EXERCISE GOAL:
Transcribe precisely those lines of the listing that fall between the line containing "What does this" and the last line, inclusive of both.

Data entries:
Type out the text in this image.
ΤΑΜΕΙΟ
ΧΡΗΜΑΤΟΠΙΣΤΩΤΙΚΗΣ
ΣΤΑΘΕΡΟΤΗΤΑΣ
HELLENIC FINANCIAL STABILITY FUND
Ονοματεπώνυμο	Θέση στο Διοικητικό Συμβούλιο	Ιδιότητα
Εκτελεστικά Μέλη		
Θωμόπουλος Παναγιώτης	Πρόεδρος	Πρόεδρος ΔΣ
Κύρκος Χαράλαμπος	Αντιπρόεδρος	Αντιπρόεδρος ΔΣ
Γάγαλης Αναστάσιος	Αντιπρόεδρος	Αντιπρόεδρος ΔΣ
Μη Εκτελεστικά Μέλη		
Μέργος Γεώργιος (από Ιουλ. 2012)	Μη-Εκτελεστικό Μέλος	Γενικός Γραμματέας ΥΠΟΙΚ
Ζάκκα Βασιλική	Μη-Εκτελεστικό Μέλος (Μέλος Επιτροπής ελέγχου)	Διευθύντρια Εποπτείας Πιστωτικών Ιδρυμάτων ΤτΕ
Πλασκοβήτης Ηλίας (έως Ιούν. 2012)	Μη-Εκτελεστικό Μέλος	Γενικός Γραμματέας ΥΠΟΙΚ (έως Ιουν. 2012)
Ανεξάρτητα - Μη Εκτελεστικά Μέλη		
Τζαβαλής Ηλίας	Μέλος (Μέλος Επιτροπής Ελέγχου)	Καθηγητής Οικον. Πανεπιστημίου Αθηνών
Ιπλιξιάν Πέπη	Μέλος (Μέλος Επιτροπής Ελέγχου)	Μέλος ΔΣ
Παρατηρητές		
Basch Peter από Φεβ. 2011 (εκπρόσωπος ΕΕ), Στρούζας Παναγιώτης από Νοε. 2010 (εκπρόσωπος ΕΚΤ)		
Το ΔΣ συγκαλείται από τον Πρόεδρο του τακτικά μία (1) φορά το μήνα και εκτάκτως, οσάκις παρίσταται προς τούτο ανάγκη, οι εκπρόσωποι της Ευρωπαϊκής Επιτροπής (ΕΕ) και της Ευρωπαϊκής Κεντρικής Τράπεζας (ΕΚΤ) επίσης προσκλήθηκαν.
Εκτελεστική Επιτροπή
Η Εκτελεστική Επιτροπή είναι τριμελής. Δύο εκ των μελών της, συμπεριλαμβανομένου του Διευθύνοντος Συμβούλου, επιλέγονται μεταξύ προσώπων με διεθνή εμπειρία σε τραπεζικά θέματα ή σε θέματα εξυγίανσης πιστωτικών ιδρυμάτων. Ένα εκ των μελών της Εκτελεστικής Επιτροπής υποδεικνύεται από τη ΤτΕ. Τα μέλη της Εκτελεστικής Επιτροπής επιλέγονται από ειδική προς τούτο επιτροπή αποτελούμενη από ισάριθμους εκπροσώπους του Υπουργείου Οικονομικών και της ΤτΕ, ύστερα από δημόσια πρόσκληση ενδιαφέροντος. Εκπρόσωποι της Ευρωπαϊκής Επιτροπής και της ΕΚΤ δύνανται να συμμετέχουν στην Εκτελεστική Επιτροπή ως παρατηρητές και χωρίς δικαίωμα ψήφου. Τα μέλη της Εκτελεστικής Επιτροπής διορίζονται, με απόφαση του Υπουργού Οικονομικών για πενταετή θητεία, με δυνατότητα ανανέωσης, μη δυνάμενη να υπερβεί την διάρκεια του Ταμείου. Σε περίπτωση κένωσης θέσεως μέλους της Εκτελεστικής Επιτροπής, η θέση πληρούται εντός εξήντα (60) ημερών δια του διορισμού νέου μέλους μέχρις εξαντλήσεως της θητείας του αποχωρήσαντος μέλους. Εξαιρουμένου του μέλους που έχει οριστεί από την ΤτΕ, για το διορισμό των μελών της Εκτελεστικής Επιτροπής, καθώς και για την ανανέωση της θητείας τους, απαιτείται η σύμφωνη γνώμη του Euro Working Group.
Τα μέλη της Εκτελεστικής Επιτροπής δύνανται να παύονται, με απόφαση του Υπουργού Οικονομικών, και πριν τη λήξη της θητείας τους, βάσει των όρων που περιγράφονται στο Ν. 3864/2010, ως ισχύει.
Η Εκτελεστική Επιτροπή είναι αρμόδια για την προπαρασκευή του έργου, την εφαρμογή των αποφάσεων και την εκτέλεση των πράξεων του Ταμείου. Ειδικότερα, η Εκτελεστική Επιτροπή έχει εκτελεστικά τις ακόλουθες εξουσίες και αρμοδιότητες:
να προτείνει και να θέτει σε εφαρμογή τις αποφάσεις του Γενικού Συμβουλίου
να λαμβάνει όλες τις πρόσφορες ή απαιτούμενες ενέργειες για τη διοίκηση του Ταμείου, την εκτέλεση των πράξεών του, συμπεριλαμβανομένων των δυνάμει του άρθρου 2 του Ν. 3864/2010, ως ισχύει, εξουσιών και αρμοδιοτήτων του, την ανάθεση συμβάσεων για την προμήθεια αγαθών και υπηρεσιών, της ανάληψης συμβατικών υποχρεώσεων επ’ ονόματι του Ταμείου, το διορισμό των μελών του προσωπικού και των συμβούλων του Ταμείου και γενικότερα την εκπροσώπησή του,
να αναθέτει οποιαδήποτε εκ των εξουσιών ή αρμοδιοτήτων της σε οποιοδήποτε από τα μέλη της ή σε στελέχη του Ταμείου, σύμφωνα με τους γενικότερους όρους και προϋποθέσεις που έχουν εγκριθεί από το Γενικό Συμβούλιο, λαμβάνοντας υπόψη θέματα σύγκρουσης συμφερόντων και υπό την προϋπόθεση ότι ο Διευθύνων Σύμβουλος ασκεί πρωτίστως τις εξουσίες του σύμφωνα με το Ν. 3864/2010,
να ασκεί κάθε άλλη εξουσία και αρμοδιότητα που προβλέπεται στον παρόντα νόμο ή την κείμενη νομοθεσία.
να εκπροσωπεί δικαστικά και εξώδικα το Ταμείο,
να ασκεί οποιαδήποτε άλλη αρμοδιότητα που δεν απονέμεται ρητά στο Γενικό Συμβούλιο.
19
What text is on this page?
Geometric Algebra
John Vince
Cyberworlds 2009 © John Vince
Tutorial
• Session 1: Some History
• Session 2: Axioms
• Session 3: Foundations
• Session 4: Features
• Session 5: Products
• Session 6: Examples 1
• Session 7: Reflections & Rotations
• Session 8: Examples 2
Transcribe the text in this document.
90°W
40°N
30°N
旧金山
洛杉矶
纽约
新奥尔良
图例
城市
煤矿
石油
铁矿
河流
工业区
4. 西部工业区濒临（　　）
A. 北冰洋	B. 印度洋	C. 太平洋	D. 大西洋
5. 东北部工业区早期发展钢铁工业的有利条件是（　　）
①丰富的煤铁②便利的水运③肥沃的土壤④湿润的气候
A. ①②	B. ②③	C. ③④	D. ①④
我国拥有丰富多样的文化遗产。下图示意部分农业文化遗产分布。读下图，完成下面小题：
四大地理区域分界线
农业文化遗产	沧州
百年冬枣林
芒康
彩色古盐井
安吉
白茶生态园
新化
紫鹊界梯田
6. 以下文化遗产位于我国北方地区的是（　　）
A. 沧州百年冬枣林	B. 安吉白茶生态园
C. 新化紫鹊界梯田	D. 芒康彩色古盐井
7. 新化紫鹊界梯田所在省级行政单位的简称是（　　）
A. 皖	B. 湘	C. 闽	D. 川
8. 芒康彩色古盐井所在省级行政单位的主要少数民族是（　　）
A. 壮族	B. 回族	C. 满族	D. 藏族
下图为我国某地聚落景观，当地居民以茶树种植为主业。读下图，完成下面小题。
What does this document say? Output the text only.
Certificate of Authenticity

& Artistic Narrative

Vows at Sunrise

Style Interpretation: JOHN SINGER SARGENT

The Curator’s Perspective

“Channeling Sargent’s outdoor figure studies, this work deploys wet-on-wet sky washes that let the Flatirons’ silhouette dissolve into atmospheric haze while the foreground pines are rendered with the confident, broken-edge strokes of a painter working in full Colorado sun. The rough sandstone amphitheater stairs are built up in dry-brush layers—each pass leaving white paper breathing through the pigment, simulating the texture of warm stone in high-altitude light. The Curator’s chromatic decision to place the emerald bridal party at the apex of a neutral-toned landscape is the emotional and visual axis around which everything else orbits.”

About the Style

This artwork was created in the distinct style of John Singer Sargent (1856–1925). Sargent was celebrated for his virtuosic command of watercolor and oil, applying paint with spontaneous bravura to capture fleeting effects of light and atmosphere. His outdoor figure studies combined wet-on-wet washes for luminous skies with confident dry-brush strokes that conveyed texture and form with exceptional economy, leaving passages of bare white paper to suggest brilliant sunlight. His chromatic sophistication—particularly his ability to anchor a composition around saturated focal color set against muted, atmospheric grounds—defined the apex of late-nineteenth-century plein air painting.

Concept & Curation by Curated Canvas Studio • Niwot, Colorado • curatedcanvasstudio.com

ANSWER TO THE TASK:
What does this document say? Output the text only.
Certificate of Authenticity

& Artistic Narrative

Vows at Sunrise

Style Interpretation: JOHN SINGER SARGENT

The Curator’s Perspective

“Channeling Sargent’s outdoor figure studies, this work deploys wet-on-wet sky washes that let the Flatirons’ silhouette dissolve into atmospheric haze while the foreground pines are rendered with the confident, broken-edge strokes of a painter working in full Colorado sun. The rough sandstone amphitheater stairs are built up in dry-brush layers—each pass leaving white paper breathing through the pigment, simulating the texture of warm stone in high-altitude light. The Curator’s chromatic decision to place the emerald bridal party at the apex of a neutral-toned landscape is the emotional and visual axis around which everything else orbits.”

About the Style

This artwork was created in the distinct style of John Singer Sargent (1856–1925). Sargent was celebrated for his virtuosic command of watercolor and oil, applying paint with spontaneous bravura to capture fleeting effects of light and atmosphere. His outdoor figure studies combined wet-on-wet washes for luminous skies with confident dry-brush strokes that conveyed texture and form with exceptional economy, leaving passages of bare white paper to suggest brilliant sunlight. His chromatic sophistication—particularly his ability to anchor a composition around saturated focal color set against muted, atmospheric grounds—defined the apex of late-nineteenth-century plein air painting.

Concept & Curation by Curated Canvas Studio • Niwot, Colorado • curatedcanvasstudio.com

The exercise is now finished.